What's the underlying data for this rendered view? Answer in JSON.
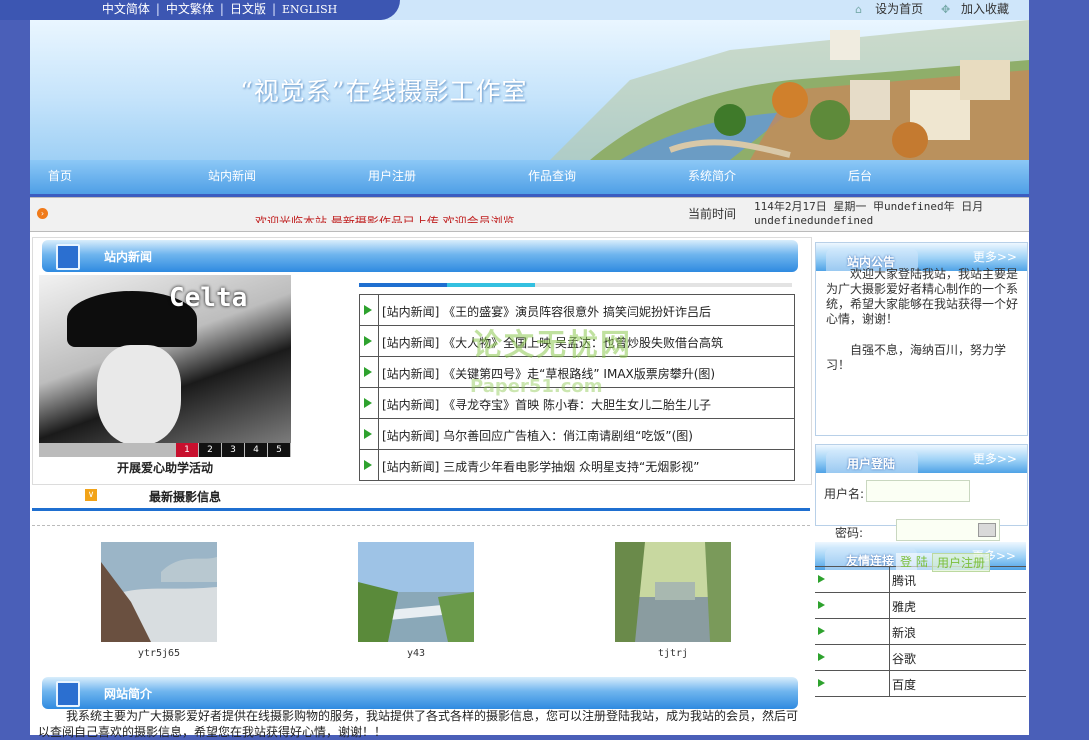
{
  "languages": [
    "中文简体",
    "中文繁体",
    "日文版",
    "ENGLISH"
  ],
  "top_links": {
    "set_home": "设为首页",
    "add_favorite": "加入收藏"
  },
  "banner": {
    "title": "“视觉系”在线摄影工作室"
  },
  "nav": [
    "首页",
    "站内新闻",
    "用户注册",
    "作品查询",
    "系统简介",
    "后台"
  ],
  "marquee": {
    "text": "欢迎光临本站 最新摄影作品已上传 欢迎会员浏览",
    "time_label": "当前时间",
    "time_value": "114年2月17日 星期一 甲undefined年 日月undefinedundefined"
  },
  "news": {
    "header": "站内新闻",
    "photo_caption": "开展爱心助学活动",
    "photo_text": "Celta",
    "pager": [
      "1",
      "2",
      "3",
      "4",
      "5"
    ],
    "items": [
      "[站内新闻] 《王的盛宴》演员阵容很意外 搞笑闫妮扮奸诈吕后",
      "[站内新闻] 《大人物》全国上映 吴孟达：也曾炒股失败借台高筑",
      "[站内新闻] 《关键第四号》走“草根路线” IMAX版票房攀升(图)",
      "[站内新闻] 《寻龙夺宝》首映 陈小春：大胆生女儿二胎生儿子",
      "[站内新闻] 乌尔善回应广告植入：俏江南请剧组“吃饭”(图)",
      "[站内新闻] 三成青少年看电影学抽烟 众明星支持“无烟影视”"
    ]
  },
  "latest": {
    "header": "最新摄影信息",
    "photos": [
      {
        "name": "ytr5j65",
        "colors": [
          "#9bb5c7",
          "#d8dde0",
          "#6a5040",
          "#b8c8d0"
        ]
      },
      {
        "name": "y43",
        "colors": [
          "#9ec3e6",
          "#e8eef2",
          "#5a8a3a",
          "#aab8c0"
        ]
      },
      {
        "name": "tjtrj",
        "colors": [
          "#c8d8a0",
          "#8aa860",
          "#4a6a3a",
          "#a8b8b0"
        ]
      }
    ]
  },
  "intro": {
    "header": "网站简介",
    "text": "我系统主要为广大摄影爱好者提供在线摄影购物的服务，我站提供了各式各样的摄影信息，您可以注册登陆我站，成为我站的会员，然后可以查阅自己喜欢的摄影信息，希望您在我站获得好心情，谢谢！！"
  },
  "notice": {
    "header": "站内公告",
    "more": "更多>>",
    "paragraphs": [
      "欢迎大家登陆我站，我站主要是为广大摄影爱好者精心制作的一个系统，希望大家能够在我站获得一个好心情，谢谢！",
      "自强不息，海纳百川，努力学习！"
    ]
  },
  "login": {
    "header": "用户登陆",
    "more": "更多>>",
    "username_label": "用户名:",
    "password_label": "密码:",
    "login_button": "登 陆",
    "register_button": "用户注册"
  },
  "links": {
    "header": "友情连接",
    "more": "更多>>",
    "items": [
      "腾讯",
      "雅虎",
      "新浪",
      "谷歌",
      "百度"
    ]
  },
  "watermark": {
    "line1": "论文无忧网",
    "line2": "Paper51.com"
  }
}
----------
> _EXERCISE_: Transcribe the full listing above exactly as it stands, minus the pictures.

> _TASK OUTPUT_:
What's the underlying data for this rendered view? Answer in JSON.
{
  "languages": [
    "中文简体",
    "中文繁体",
    "日文版",
    "ENGLISH"
  ],
  "top_links": {
    "set_home": "设为首页",
    "add_favorite": "加入收藏"
  },
  "banner": {
    "title": "“视觉系”在线摄影工作室"
  },
  "nav": [
    "首页",
    "站内新闻",
    "用户注册",
    "作品查询",
    "系统简介",
    "后台"
  ],
  "marquee": {
    "text": "欢迎光临本站 最新摄影作品已上传 欢迎会员浏览",
    "time_label": "当前时间",
    "time_value": "114年2月17日 星期一 甲undefined年 日月undefinedundefined"
  },
  "news": {
    "header": "站内新闻",
    "photo_caption": "开展爱心助学活动",
    "photo_text": "Celta",
    "pager": [
      "1",
      "2",
      "3",
      "4",
      "5"
    ],
    "items": [
      "[站内新闻] 《王的盛宴》演员阵容很意外 搞笑闫妮扮奸诈吕后",
      "[站内新闻] 《大人物》全国上映 吴孟达：也曾炒股失败借台高筑",
      "[站内新闻] 《关键第四号》走“草根路线” IMAX版票房攀升(图)",
      "[站内新闻] 《寻龙夺宝》首映 陈小春：大胆生女儿二胎生儿子",
      "[站内新闻] 乌尔善回应广告植入：俏江南请剧组“吃饭”(图)",
      "[站内新闻] 三成青少年看电影学抽烟 众明星支持“无烟影视”"
    ]
  },
  "latest": {
    "header": "最新摄影信息",
    "photos": [
      {
        "name": "ytr5j65",
        "colors": [
          "#9bb5c7",
          "#d8dde0",
          "#6a5040",
          "#b8c8d0"
        ]
      },
      {
        "name": "y43",
        "colors": [
          "#9ec3e6",
          "#e8eef2",
          "#5a8a3a",
          "#aab8c0"
        ]
      },
      {
        "name": "tjtrj",
        "colors": [
          "#c8d8a0",
          "#8aa860",
          "#4a6a3a",
          "#a8b8b0"
        ]
      }
    ]
  },
  "intro": {
    "header": "网站简介",
    "text": "我系统主要为广大摄影爱好者提供在线摄影购物的服务，我站提供了各式各样的摄影信息，您可以注册登陆我站，成为我站的会员，然后可以查阅自己喜欢的摄影信息，希望您在我站获得好心情，谢谢！！"
  },
  "notice": {
    "header": "站内公告",
    "more": "更多>>",
    "paragraphs": [
      "欢迎大家登陆我站，我站主要是为广大摄影爱好者精心制作的一个系统，希望大家能够在我站获得一个好心情，谢谢！",
      "自强不息，海纳百川，努力学习！"
    ]
  },
  "login": {
    "header": "用户登陆",
    "more": "更多>>",
    "username_label": "用户名:",
    "password_label": "密码:",
    "login_button": "登 陆",
    "register_button": "用户注册"
  },
  "links": {
    "header": "友情连接",
    "more": "更多>>",
    "items": [
      "腾讯",
      "雅虎",
      "新浪",
      "谷歌",
      "百度"
    ]
  },
  "watermark": {
    "line1": "论文无忧网",
    "line2": "Paper51.com"
  }
}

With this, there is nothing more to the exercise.